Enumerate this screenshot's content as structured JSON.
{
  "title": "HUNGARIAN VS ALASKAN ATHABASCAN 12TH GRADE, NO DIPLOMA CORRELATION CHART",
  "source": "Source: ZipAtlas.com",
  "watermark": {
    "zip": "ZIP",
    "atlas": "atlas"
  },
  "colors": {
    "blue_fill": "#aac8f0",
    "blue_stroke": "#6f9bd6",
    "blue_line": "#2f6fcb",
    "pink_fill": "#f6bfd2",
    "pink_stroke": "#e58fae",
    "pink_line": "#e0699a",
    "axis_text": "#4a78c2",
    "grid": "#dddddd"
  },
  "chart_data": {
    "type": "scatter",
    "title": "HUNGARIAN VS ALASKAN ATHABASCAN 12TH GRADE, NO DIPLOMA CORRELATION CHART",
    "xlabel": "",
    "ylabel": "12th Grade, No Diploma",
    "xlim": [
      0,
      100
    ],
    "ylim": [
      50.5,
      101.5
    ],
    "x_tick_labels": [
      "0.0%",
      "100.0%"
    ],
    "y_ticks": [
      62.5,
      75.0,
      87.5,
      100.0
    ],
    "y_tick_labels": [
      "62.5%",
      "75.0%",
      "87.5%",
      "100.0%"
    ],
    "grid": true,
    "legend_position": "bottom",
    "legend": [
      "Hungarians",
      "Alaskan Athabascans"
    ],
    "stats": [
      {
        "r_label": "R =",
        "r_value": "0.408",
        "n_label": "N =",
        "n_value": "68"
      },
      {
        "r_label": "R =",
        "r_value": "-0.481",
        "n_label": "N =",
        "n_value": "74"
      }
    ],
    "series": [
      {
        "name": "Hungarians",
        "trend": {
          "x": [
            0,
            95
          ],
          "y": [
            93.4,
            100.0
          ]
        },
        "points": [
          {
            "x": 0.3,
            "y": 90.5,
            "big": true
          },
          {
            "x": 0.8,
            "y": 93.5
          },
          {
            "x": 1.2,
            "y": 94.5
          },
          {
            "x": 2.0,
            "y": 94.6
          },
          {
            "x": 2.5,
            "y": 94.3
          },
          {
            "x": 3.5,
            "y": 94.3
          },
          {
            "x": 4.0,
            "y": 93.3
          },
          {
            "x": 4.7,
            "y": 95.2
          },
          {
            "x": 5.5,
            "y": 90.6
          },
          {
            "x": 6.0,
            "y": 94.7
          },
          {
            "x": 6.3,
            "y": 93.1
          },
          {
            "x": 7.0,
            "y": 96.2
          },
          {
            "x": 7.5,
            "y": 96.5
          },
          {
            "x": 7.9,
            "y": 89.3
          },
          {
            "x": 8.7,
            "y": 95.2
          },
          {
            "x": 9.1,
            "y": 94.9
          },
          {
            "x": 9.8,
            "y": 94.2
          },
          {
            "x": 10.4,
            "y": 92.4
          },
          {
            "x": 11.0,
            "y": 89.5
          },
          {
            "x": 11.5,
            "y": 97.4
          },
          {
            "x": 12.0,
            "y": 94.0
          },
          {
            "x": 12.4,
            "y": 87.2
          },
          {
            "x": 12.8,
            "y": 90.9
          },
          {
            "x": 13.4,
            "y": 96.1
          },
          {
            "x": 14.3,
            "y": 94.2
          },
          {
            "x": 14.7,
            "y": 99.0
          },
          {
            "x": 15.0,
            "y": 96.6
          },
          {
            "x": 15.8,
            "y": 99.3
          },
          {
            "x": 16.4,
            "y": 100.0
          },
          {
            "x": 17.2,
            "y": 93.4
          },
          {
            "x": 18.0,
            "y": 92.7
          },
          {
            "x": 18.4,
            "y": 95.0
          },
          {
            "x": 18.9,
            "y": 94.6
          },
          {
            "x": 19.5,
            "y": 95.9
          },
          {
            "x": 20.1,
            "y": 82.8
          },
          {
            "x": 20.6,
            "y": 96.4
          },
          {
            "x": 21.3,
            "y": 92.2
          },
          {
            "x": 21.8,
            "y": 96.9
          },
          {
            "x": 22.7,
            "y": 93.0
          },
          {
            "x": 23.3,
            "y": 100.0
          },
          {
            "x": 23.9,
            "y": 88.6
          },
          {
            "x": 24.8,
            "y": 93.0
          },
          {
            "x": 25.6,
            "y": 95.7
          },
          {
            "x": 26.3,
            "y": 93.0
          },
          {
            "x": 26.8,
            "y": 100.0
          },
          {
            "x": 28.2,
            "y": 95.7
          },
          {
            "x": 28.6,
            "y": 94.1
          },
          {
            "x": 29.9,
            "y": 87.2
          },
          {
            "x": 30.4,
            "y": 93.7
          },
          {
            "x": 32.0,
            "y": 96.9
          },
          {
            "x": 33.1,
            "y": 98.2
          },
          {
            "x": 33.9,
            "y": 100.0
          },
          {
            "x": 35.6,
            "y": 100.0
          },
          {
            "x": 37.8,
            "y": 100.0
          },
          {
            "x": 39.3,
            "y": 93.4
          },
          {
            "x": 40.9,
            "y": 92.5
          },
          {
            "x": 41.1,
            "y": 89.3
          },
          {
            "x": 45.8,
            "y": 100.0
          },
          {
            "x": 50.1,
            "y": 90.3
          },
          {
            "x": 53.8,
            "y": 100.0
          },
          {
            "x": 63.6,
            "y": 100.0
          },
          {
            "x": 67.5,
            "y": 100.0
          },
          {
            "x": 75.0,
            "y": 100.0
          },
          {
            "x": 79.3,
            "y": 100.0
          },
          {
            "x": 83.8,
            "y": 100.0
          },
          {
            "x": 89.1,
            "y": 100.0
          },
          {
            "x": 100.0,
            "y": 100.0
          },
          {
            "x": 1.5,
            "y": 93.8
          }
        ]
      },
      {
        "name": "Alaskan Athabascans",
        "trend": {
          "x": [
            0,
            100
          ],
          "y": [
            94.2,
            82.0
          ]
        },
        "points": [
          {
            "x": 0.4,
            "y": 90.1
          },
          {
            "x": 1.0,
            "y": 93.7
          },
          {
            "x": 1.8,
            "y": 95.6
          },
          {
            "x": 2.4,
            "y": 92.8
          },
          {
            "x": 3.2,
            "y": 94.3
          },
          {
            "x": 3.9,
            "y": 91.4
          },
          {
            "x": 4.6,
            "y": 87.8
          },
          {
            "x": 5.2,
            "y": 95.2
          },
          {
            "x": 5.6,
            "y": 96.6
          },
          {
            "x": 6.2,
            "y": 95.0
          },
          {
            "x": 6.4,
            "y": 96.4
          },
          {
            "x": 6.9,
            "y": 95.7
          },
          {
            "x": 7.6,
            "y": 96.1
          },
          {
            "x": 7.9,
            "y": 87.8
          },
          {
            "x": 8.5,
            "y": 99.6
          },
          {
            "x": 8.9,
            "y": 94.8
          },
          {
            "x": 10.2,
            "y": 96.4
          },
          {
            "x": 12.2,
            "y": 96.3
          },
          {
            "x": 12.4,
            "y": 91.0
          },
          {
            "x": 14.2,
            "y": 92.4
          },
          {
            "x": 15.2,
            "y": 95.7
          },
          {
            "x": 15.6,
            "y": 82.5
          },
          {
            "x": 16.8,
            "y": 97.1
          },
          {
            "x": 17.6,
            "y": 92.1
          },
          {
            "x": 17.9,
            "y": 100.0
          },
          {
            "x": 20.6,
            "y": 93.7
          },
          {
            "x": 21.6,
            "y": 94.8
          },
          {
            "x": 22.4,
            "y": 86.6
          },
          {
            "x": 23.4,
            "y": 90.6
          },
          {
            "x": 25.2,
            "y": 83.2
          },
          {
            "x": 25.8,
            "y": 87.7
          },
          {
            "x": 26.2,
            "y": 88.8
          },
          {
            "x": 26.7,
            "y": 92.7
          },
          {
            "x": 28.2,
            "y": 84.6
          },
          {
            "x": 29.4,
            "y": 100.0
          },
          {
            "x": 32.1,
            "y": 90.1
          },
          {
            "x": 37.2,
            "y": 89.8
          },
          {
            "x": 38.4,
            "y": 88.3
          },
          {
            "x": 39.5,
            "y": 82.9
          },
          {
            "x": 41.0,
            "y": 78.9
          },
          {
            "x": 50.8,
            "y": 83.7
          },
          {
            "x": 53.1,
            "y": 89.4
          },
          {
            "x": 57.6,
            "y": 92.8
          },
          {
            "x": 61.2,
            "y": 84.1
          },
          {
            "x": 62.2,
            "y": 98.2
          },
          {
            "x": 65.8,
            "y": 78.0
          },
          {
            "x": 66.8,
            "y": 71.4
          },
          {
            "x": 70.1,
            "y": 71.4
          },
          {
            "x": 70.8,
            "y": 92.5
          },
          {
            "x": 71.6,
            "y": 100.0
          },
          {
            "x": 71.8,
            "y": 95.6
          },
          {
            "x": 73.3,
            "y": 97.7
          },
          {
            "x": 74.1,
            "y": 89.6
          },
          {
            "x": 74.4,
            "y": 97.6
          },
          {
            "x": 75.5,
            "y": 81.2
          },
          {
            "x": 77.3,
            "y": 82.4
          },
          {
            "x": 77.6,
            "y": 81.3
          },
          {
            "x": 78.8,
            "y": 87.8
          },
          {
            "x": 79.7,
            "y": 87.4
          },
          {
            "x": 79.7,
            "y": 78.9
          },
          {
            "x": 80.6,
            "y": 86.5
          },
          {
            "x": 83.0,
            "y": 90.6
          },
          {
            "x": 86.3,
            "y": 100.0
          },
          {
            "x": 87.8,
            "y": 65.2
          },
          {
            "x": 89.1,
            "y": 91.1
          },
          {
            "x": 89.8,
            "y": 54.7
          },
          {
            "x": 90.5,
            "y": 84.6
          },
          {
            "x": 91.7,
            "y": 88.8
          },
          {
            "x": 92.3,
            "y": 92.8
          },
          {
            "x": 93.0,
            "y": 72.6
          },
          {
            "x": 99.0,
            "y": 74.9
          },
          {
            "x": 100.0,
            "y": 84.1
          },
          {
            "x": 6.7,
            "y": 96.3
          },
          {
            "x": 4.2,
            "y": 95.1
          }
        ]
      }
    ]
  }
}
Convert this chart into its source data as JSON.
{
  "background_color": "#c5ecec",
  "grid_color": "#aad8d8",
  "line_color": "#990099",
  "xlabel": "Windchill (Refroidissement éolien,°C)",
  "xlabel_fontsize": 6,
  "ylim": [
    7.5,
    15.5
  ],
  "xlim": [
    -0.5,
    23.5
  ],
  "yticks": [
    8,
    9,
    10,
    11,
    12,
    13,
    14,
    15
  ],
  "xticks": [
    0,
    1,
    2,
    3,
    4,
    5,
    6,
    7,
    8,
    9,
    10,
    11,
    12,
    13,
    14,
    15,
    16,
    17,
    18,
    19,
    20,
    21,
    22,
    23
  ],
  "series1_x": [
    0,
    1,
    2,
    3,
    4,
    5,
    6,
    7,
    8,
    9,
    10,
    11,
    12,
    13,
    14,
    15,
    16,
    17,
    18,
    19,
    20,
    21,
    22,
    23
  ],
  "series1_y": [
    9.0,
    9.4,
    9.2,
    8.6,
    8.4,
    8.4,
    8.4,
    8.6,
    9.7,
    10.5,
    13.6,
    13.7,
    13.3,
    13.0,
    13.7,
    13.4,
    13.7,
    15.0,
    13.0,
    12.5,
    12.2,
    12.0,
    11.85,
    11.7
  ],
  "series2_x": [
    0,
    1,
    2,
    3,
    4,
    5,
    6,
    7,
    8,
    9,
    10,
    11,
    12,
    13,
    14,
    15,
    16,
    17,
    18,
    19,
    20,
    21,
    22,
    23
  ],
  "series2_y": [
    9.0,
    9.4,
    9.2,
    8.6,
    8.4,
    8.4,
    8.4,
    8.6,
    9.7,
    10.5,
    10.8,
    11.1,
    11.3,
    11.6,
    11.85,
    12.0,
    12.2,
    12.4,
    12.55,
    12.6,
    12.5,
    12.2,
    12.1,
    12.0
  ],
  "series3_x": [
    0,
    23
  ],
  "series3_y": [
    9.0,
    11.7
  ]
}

......

● **INSTRUCTION**:
List the lines that contain the word "JSON".

● **FINAL RESULT**:
Enumerate this screenshot's content as structured JSON.
Convert this chart into its source data as JSON.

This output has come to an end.